◆ What is being asked: The records that follow need to be output exactly as they are.

◆ Figure record extracts:
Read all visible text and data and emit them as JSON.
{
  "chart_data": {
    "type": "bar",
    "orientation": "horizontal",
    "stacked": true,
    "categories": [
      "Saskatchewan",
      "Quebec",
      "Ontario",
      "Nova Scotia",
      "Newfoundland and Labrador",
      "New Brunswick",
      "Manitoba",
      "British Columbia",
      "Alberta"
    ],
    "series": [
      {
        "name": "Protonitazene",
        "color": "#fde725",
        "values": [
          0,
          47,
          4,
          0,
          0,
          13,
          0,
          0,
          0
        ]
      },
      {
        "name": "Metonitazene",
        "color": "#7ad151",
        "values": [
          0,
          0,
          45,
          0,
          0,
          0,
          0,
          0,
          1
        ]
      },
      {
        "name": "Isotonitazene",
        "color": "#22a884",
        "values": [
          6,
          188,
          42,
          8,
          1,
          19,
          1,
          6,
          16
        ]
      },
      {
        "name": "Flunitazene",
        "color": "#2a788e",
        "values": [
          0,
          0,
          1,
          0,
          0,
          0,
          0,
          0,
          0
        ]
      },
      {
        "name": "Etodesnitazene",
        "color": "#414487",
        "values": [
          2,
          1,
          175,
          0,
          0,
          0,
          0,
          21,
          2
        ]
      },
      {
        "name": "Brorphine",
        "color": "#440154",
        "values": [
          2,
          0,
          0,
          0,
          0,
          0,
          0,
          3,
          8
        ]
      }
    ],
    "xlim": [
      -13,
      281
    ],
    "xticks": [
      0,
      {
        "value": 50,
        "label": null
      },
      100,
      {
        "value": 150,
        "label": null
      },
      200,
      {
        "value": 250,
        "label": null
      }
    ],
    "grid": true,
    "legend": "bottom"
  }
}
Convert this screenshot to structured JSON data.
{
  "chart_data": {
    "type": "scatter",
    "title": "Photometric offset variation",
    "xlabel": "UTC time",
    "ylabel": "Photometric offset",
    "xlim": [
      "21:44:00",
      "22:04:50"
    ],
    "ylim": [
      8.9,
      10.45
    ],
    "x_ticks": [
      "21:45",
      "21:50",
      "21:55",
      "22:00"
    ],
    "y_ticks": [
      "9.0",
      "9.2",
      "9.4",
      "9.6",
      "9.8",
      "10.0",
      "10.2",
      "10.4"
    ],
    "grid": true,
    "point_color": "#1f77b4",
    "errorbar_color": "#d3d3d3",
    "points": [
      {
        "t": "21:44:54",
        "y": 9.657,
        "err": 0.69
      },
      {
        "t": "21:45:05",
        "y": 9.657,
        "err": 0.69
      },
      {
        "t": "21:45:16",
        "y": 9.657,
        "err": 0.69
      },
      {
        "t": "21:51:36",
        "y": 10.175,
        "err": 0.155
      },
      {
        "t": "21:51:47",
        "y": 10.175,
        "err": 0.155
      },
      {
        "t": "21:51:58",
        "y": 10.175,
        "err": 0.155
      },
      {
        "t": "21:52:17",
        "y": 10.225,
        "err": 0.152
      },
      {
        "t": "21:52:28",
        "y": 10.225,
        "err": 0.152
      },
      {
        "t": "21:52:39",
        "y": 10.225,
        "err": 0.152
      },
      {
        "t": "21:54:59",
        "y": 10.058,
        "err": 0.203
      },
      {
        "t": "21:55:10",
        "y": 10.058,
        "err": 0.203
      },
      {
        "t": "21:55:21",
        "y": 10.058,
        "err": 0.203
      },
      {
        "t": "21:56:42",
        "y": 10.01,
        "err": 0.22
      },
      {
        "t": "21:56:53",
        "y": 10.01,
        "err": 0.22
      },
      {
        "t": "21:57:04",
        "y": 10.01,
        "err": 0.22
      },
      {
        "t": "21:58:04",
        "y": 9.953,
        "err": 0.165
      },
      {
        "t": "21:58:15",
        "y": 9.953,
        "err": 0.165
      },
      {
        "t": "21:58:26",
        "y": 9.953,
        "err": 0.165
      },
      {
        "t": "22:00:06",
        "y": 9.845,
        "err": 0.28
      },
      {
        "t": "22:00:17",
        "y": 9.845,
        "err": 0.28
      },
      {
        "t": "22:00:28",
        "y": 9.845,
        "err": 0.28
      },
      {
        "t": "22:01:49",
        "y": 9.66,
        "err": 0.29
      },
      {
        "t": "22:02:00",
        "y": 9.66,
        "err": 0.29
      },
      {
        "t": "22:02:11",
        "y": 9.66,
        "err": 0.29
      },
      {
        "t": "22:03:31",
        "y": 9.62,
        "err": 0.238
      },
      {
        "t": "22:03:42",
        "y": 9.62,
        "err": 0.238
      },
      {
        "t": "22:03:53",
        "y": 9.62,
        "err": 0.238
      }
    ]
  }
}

◆ Response to the task:
Read all visible text and data and emit them as JSON.
{
  "chart_data": {
    "type": "bar",
    "orientation": "horizontal",
    "stacked": true,
    "categories": [
      "Saskatchewan",
      "Quebec",
      "Ontario",
      "Nova Scotia",
      "Newfoundland and Labrador",
      "New Brunswick",
      "Manitoba",
      "British Columbia",
      "Alberta"
    ],
    "series": [
      {
        "name": "Protonitazene",
        "color": "#fde725",
        "values": [
          0,
          47,
          4,
          0,
          0,
          13,
          0,
          0,
          0
        ]
      },
      {
        "name": "Metonitazene",
        "color": "#7ad151",
        "values": [
          0,
          0,
          45,
          0,
          0,
          0,
          0,
          0,
          1
        ]
      },
      {
        "name": "Isotonitazene",
        "color": "#22a884",
        "values": [
          6,
          188,
          42,
          8,
          1,
          19,
          1,
          6,
          16
        ]
      },
      {
        "name": "Flunitazene",
        "color": "#2a788e",
        "values": [
          0,
          0,
          1,
          0,
          0,
          0,
          0,
          0,
          0
        ]
      },
      {
        "name": "Etodesnitazene",
        "color": "#414487",
        "values": [
          2,
          1,
          175,
          0,
          0,
          0,
          0,
          21,
          2
        ]
      },
      {
        "name": "Brorphine",
        "color": "#440154",
        "values": [
          2,
          0,
          0,
          0,
          0,
          0,
          0,
          3,
          8
        ]
      }
    ],
    "xlim": [
      -13,
      281
    ],
    "xticks": [
      0,
      {
        "value": 50,
        "label": null
      },
      100,
      {
        "value": 150,
        "label": null
      },
      200,
      {
        "value": 250,
        "label": null
      }
    ],
    "grid": true,
    "legend": "bottom"
  }
}
Convert this screenshot to structured JSON data.
{
  "chart_data": {
    "type": "scatter",
    "title": "Photometric offset variation",
    "xlabel": "UTC time",
    "ylabel": "Photometric offset",
    "xlim": [
      "21:44:00",
      "22:04:50"
    ],
    "ylim": [
      8.9,
      10.45
    ],
    "x_ticks": [
      "21:45",
      "21:50",
      "21:55",
      "22:00"
    ],
    "y_ticks": [
      "9.0",
      "9.2",
      "9.4",
      "9.6",
      "9.8",
      "10.0",
      "10.2",
      "10.4"
    ],
    "grid": true,
    "point_color": "#1f77b4",
    "errorbar_color": "#d3d3d3",
    "points": [
      {
        "t": "21:44:54",
        "y": 9.657,
        "err": 0.69
      },
      {
        "t": "21:45:05",
        "y": 9.657,
        "err": 0.69
      },
      {
        "t": "21:45:16",
        "y": 9.657,
        "err": 0.69
      },
      {
        "t": "21:51:36",
        "y": 10.175,
        "err": 0.155
      },
      {
        "t": "21:51:47",
        "y": 10.175,
        "err": 0.155
      },
      {
        "t": "21:51:58",
        "y": 10.175,
        "err": 0.155
      },
      {
        "t": "21:52:17",
        "y": 10.225,
        "err": 0.152
      },
      {
        "t": "21:52:28",
        "y": 10.225,
        "err": 0.152
      },
      {
        "t": "21:52:39",
        "y": 10.225,
        "err": 0.152
      },
      {
        "t": "21:54:59",
        "y": 10.058,
        "err": 0.203
      },
      {
        "t": "21:55:10",
        "y": 10.058,
        "err": 0.203
      },
      {
        "t": "21:55:21",
        "y": 10.058,
        "err": 0.203
      },
      {
        "t": "21:56:42",
        "y": 10.01,
        "err": 0.22
      },
      {
        "t": "21:56:53",
        "y": 10.01,
        "err": 0.22
      },
      {
        "t": "21:57:04",
        "y": 10.01,
        "err": 0.22
      },
      {
        "t": "21:58:04",
        "y": 9.953,
        "err": 0.165
      },
      {
        "t": "21:58:15",
        "y": 9.953,
        "err": 0.165
      },
      {
        "t": "21:58:26",
        "y": 9.953,
        "err": 0.165
      },
      {
        "t": "22:00:06",
        "y": 9.845,
        "err": 0.28
      },
      {
        "t": "22:00:17",
        "y": 9.845,
        "err": 0.28
      },
      {
        "t": "22:00:28",
        "y": 9.845,
        "err": 0.28
      },
      {
        "t": "22:01:49",
        "y": 9.66,
        "err": 0.29
      },
      {
        "t": "22:02:00",
        "y": 9.66,
        "err": 0.29
      },
      {
        "t": "22:02:11",
        "y": 9.66,
        "err": 0.29
      },
      {
        "t": "22:03:31",
        "y": 9.62,
        "err": 0.238
      },
      {
        "t": "22:03:42",
        "y": 9.62,
        "err": 0.238
      },
      {
        "t": "22:03:53",
        "y": 9.62,
        "err": 0.238
      }
    ]
  }
}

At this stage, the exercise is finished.